··· Material for the task ···
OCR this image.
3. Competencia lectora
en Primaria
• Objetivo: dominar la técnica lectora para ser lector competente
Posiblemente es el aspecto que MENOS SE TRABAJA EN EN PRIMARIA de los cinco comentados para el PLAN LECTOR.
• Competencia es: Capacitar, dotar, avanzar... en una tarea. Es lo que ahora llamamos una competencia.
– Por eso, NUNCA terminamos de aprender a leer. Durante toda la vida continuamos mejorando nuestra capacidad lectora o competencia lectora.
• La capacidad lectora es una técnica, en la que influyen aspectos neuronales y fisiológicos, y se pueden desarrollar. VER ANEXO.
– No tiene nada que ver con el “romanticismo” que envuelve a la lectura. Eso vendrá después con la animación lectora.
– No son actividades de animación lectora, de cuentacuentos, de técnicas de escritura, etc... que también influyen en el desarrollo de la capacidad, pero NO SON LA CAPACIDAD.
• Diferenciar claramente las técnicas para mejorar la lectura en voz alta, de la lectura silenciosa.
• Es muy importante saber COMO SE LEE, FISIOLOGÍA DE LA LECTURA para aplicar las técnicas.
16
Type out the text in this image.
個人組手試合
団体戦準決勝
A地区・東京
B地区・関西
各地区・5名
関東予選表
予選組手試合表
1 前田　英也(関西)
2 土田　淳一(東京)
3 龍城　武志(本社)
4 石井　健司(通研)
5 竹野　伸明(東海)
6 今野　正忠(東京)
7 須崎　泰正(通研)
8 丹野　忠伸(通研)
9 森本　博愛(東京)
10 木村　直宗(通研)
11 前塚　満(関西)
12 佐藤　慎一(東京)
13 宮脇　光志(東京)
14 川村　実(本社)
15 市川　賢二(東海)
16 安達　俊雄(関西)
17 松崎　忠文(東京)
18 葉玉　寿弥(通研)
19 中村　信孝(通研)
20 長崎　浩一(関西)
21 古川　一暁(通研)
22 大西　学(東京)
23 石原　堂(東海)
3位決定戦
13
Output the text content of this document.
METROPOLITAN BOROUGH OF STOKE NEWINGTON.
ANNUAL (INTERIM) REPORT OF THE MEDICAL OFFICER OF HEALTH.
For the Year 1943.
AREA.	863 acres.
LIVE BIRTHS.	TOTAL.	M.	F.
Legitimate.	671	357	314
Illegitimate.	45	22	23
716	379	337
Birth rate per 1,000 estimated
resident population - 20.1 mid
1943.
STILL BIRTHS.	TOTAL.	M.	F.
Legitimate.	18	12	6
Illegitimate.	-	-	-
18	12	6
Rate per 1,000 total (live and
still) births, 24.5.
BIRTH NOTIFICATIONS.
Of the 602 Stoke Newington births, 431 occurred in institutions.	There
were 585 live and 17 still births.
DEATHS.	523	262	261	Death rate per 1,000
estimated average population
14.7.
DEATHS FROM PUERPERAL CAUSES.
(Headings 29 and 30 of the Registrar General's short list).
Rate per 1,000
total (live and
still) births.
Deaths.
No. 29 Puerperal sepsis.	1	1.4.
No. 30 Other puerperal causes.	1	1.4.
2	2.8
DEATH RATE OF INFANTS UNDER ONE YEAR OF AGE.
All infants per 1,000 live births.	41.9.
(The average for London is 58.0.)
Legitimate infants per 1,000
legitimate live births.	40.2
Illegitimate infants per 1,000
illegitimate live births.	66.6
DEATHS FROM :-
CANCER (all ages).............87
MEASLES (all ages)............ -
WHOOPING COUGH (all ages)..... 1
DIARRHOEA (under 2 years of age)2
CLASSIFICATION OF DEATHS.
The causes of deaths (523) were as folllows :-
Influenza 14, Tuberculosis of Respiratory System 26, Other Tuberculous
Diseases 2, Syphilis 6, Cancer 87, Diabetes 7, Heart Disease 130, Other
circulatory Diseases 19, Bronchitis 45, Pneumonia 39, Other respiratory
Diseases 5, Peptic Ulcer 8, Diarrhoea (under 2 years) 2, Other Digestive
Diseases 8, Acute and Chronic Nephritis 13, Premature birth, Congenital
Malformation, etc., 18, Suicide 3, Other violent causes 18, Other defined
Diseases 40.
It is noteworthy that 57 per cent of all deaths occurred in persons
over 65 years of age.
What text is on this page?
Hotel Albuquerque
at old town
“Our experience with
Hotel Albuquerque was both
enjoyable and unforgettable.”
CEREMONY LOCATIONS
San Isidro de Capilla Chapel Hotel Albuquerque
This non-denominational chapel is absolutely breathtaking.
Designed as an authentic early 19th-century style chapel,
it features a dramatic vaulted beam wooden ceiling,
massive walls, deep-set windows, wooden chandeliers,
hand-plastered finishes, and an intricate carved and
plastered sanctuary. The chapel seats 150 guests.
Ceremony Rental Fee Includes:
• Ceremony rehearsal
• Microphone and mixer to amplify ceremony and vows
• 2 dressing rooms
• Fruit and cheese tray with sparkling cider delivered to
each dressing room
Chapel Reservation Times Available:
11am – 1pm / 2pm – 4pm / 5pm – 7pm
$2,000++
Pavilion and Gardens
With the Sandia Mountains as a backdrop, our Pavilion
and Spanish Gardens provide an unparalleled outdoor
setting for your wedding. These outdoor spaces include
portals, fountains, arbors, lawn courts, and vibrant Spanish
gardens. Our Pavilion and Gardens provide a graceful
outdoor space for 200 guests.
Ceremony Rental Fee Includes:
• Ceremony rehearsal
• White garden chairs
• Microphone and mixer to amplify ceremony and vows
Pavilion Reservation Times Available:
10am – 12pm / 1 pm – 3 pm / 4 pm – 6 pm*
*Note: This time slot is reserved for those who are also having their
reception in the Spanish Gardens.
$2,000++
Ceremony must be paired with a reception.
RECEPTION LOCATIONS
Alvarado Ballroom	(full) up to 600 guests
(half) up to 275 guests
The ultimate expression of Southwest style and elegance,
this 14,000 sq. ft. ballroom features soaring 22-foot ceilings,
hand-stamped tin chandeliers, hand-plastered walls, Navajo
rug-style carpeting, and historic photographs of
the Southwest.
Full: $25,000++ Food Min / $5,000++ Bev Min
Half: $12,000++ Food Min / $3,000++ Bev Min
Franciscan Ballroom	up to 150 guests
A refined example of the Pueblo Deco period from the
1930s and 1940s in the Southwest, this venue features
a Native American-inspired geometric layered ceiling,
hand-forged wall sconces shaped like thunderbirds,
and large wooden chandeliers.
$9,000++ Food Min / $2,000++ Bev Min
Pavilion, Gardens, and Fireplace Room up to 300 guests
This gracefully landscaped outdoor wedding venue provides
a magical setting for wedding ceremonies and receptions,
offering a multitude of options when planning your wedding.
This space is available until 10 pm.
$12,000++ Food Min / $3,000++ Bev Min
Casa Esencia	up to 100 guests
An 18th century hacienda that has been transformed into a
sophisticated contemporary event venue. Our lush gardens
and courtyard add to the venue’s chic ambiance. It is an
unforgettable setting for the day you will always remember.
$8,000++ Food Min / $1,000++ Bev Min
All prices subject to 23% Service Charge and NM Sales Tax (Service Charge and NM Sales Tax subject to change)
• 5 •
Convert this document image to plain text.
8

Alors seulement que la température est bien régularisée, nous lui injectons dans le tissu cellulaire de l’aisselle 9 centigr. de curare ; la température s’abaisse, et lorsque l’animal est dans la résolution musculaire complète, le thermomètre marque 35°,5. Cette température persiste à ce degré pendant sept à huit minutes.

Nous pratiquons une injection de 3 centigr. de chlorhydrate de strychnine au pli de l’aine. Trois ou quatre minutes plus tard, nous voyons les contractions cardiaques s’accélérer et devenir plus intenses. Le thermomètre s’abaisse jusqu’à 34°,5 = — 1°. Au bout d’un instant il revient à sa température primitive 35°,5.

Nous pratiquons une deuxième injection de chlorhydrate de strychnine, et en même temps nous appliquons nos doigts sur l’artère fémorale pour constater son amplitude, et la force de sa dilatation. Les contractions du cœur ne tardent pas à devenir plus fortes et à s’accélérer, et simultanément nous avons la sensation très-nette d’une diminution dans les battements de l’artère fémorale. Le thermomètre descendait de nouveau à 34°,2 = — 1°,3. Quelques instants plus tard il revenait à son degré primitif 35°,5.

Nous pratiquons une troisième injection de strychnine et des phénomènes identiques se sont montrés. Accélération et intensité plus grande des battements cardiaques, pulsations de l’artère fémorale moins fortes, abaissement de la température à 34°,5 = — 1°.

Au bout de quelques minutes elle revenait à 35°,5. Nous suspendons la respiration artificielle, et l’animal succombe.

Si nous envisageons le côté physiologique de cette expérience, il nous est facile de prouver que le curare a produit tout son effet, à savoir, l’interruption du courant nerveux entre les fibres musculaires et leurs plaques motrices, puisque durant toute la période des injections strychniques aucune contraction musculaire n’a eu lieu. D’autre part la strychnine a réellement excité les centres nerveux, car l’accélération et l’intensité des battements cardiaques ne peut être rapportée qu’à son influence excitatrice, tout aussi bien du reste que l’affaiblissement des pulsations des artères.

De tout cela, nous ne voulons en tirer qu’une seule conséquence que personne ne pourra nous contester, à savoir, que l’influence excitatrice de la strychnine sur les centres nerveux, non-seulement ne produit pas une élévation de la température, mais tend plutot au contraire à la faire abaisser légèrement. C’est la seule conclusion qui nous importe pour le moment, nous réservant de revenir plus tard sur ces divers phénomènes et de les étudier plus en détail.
···
Gather each line from the entries above that includes the word "contractions".

Right answer -
Nous pratiquons une injection de 3 centigr. de chlorhydrate de strychnine au pli de l’aine. Trois ou quatre minutes plus tard, nous voyons les contractions cardiaques s’accélérer et devenir plus intenses. Le thermomètre s’abaisse jusqu’à 34°,5 = — 1°. Au bout d’un instant il revient à sa température primitive 35°,5.
Nous pratiquons une deuxième injection de chlorhydrate de strychnine, et en même temps nous appliquons nos doigts sur l’artère fémorale pour constater son amplitude, et la force de sa dilatation. Les contractions du cœur ne tardent pas à devenir plus fortes et à s’accélérer, et simultanément nous avons la sensation très-nette d’une diminution dans les battements de l’artère fémorale. Le thermomètre descendait de nouveau à 34°,2 = — 1°,3. Quelques instants plus tard il revenait à son degré primitif 35°,5.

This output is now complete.